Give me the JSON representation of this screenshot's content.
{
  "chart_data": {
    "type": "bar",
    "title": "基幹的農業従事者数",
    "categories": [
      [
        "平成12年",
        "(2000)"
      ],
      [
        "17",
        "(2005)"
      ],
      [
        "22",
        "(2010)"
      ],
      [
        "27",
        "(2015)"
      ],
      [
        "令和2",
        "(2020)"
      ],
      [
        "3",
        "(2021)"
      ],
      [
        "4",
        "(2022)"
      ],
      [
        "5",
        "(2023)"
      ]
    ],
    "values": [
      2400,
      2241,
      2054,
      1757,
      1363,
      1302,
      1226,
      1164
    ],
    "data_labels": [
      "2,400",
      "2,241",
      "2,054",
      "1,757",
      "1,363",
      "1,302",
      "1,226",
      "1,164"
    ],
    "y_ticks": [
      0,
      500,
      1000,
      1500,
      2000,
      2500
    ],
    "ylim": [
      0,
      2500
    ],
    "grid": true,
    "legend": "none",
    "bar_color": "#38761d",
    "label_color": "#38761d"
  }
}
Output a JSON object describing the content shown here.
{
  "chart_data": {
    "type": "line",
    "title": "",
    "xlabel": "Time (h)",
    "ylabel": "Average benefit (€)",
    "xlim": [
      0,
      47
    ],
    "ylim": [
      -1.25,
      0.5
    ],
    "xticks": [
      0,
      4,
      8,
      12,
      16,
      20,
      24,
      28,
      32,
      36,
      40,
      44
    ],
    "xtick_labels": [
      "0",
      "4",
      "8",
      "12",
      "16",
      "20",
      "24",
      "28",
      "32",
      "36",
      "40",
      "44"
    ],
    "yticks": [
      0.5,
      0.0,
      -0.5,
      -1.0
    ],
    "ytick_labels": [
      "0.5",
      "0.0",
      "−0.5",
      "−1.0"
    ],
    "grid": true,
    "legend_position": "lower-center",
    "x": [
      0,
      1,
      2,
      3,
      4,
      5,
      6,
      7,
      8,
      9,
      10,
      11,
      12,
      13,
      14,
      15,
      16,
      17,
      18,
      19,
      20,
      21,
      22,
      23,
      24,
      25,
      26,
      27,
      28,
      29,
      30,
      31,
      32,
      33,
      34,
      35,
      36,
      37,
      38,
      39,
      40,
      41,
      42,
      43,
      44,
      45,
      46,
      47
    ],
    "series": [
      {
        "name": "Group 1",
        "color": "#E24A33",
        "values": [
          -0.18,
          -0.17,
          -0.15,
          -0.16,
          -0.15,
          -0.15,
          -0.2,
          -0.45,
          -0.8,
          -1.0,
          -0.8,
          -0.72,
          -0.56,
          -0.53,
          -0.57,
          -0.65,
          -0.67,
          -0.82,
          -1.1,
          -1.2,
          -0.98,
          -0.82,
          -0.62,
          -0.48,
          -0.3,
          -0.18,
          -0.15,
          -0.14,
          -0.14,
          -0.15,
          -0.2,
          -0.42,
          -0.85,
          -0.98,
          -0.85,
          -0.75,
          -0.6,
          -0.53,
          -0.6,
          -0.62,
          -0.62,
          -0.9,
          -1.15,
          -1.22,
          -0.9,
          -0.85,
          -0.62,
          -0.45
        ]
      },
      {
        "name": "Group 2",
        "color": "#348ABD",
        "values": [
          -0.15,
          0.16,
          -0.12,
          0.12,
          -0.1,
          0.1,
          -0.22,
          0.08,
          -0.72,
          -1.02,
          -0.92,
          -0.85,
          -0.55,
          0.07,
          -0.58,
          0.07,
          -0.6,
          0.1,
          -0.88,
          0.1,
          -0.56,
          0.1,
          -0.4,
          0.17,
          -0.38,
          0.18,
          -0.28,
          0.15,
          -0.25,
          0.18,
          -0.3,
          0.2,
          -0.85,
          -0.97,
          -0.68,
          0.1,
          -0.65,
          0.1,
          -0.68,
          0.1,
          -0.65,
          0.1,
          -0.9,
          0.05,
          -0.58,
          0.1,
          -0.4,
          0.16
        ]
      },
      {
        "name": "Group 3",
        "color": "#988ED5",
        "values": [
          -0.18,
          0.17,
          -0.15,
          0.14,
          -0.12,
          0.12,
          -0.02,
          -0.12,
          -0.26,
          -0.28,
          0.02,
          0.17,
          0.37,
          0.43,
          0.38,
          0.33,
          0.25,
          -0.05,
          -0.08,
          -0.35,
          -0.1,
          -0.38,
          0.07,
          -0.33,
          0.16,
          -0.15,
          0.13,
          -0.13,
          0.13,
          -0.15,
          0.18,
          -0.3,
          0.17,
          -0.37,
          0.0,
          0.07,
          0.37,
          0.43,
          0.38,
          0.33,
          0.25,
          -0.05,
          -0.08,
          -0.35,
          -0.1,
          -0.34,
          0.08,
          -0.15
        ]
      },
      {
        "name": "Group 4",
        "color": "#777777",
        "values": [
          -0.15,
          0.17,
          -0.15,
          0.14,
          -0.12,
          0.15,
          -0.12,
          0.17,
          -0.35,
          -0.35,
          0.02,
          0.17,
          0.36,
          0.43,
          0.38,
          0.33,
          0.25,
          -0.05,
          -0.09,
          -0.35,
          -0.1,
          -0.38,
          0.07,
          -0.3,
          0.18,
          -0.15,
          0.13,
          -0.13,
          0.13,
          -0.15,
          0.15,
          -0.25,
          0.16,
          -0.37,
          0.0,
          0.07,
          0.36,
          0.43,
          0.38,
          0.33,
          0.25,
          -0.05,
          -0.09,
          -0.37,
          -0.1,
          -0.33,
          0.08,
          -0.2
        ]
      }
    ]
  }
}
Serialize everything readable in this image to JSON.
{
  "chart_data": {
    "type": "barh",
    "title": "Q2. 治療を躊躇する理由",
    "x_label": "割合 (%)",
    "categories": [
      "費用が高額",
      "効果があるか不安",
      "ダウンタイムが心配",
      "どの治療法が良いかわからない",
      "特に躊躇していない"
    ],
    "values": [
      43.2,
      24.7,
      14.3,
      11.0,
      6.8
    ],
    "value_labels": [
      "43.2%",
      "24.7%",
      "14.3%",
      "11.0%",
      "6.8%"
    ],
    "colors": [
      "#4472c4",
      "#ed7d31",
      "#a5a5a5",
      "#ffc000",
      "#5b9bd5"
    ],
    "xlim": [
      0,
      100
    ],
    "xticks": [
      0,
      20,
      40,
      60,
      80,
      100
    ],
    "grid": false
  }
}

* * * * * * *

Description of the task
Extract the closing run of lines, starting with the one containing "Serialize everything readable" and ending at the last, exactly as written.

Output of the exercise
Serialize everything readable in this image to JSON.
{
  "chart_data": {
    "type": "barh",
    "title": "Q2. 治療を躊躇する理由",
    "x_label": "割合 (%)",
    "categories": [
      "費用が高額",
      "効果があるか不安",
      "ダウンタイムが心配",
      "どの治療法が良いかわからない",
      "特に躊躇していない"
    ],
    "values": [
      43.2,
      24.7,
      14.3,
      11.0,
      6.8
    ],
    "value_labels": [
      "43.2%",
      "24.7%",
      "14.3%",
      "11.0%",
      "6.8%"
    ],
    "colors": [
      "#4472c4",
      "#ed7d31",
      "#a5a5a5",
      "#ffc000",
      "#5b9bd5"
    ],
    "xlim": [
      0,
      100
    ],
    "xticks": [
      0,
      20,
      40,
      60,
      80,
      100
    ],
    "grid": false
  }
}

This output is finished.